→ **Written task**
Return all lines with the word "национального" in them.

→ **Exercise input**
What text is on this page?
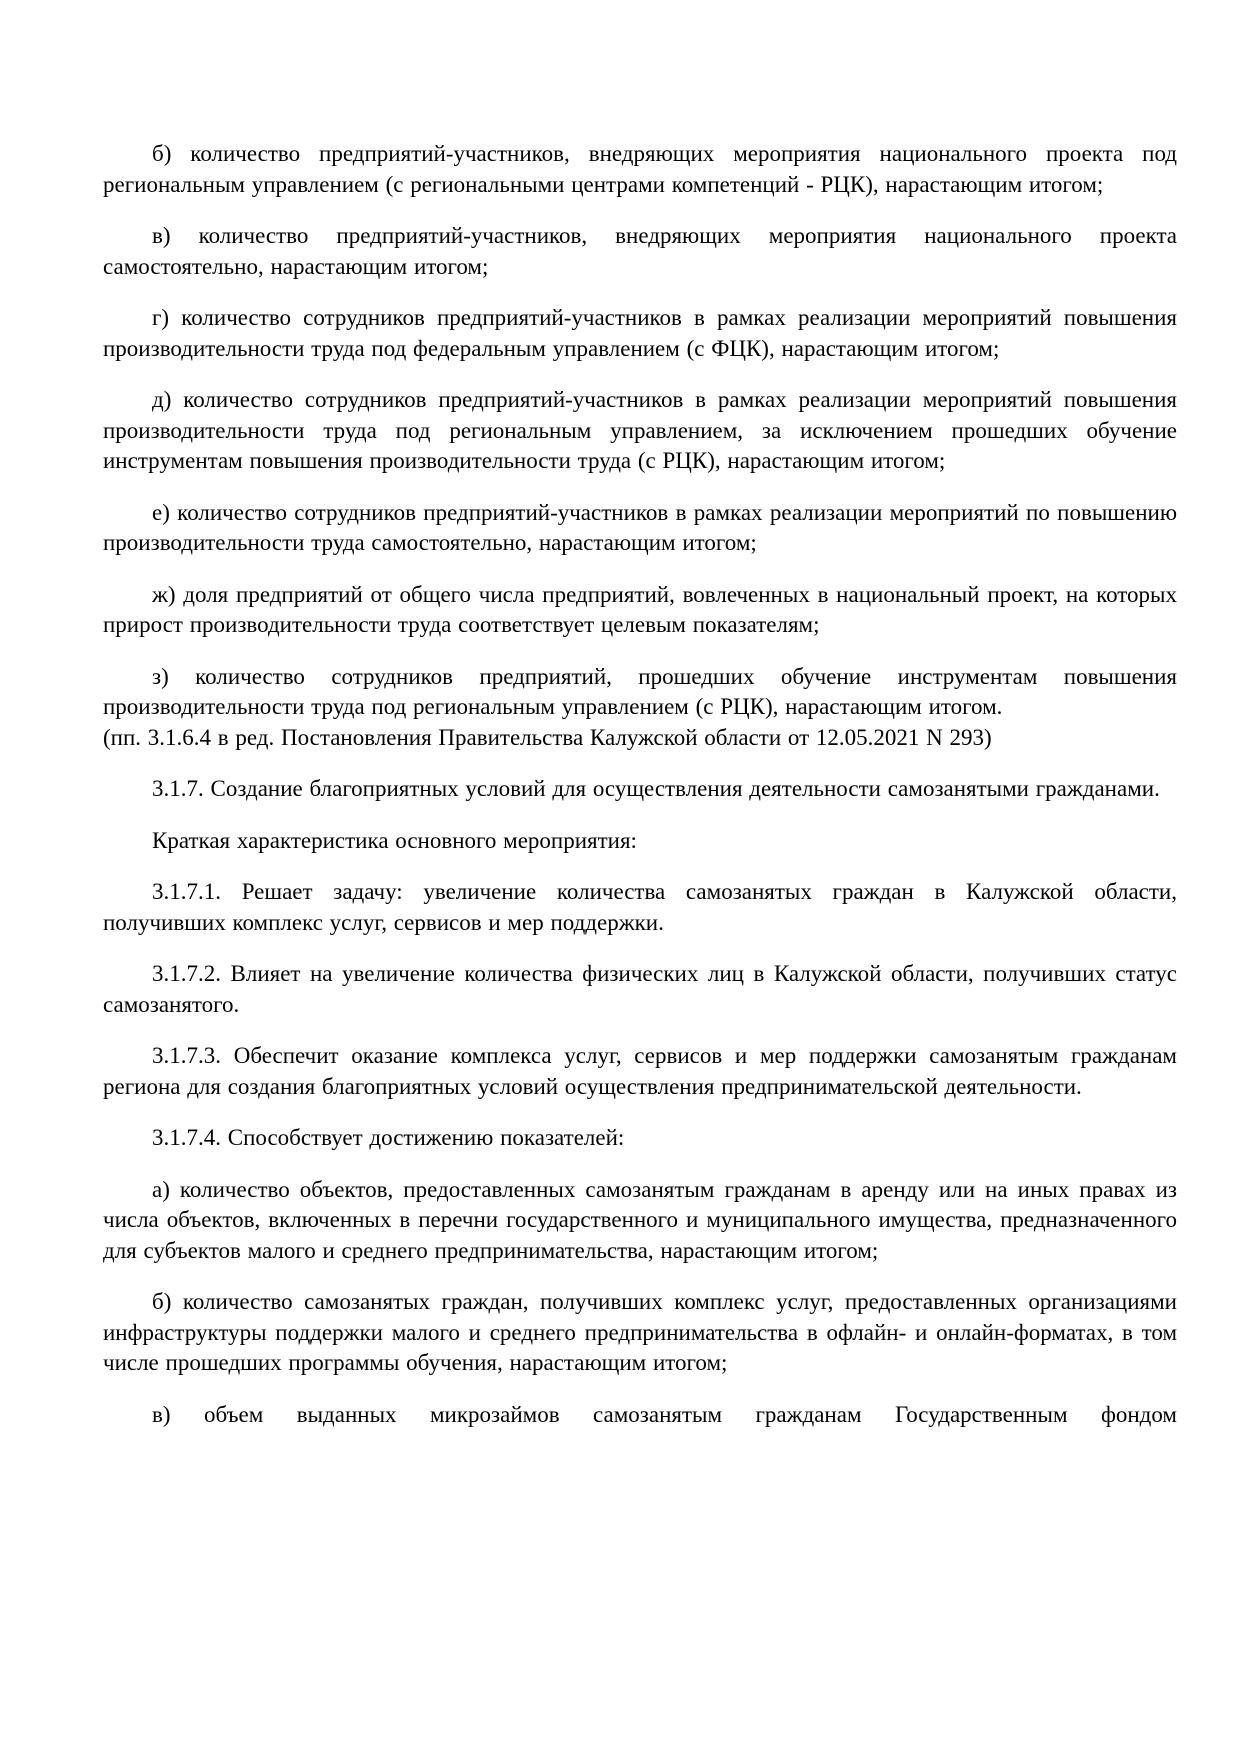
б) количество предприятий-участников, внедряющих мероприятия национального проекта под региональным управлением (с региональными центрами компетенций - РЦК), нарастающим итогом;
в) количество предприятий-участников, внедряющих мероприятия национального проекта самостоятельно, нарастающим итогом;
г) количество сотрудников предприятий-участников в рамках реализации мероприятий повышения производительности труда под федеральным управлением (с ФЦК), нарастающим итогом;
д) количество сотрудников предприятий-участников в рамках реализации мероприятий повышения производительности труда под региональным управлением, за исключением прошедших обучение инструментам повышения производительности труда (с РЦК), нарастающим итогом;
е) количество сотрудников предприятий-участников в рамках реализации мероприятий по повышению производительности труда самостоятельно, нарастающим итогом;
ж) доля предприятий от общего числа предприятий, вовлеченных в национальный проект, на которых прирост производительности труда соответствует целевым показателям;
з) количество сотрудников предприятий, прошедших обучение инструментам повышения производительности труда под региональным управлением (с РЦК), нарастающим итогом.
(пп. 3.1.6.4 в ред. Постановления Правительства Калужской области от 12.05.2021 N 293)
3.1.7. Создание благоприятных условий для осуществления деятельности самозанятыми гражданами.
Краткая характеристика основного мероприятия:
3.1.7.1. Решает задачу: увеличение количества самозанятых граждан в Калужской области, получивших комплекс услуг, сервисов и мер поддержки.
3.1.7.2. Влияет на увеличение количества физических лиц в Калужской области, получивших статус самозанятого.
3.1.7.3. Обеспечит оказание комплекса услуг, сервисов и мер поддержки самозанятым гражданам региона для создания благоприятных условий осуществления предпринимательской деятельности.
3.1.7.4. Способствует достижению показателей:
а) количество объектов, предоставленных самозанятым гражданам в аренду или на иных правах из числа объектов, включенных в перечни государственного и муниципального имущества, предназначенного для субъектов малого и среднего предпринимательства, нарастающим итогом;
б) количество самозанятых граждан, получивших комплекс услуг, предоставленных организациями инфраструктуры поддержки малого и среднего предпринимательства в офлайн- и онлайн-форматах, в том числе прошедших программы обучения, нарастающим итогом;
в) объем выданных микрозаймов самозанятым гражданам Государственным фондом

→ **Result for this task**
б) количество предприятий-участников, внедряющих мероприятия национального проекта под региональным управлением (с региональными центрами компетенций - РЦК), нарастающим итогом;
в) количество предприятий-участников, внедряющих мероприятия национального проекта самостоятельно, нарастающим итогом;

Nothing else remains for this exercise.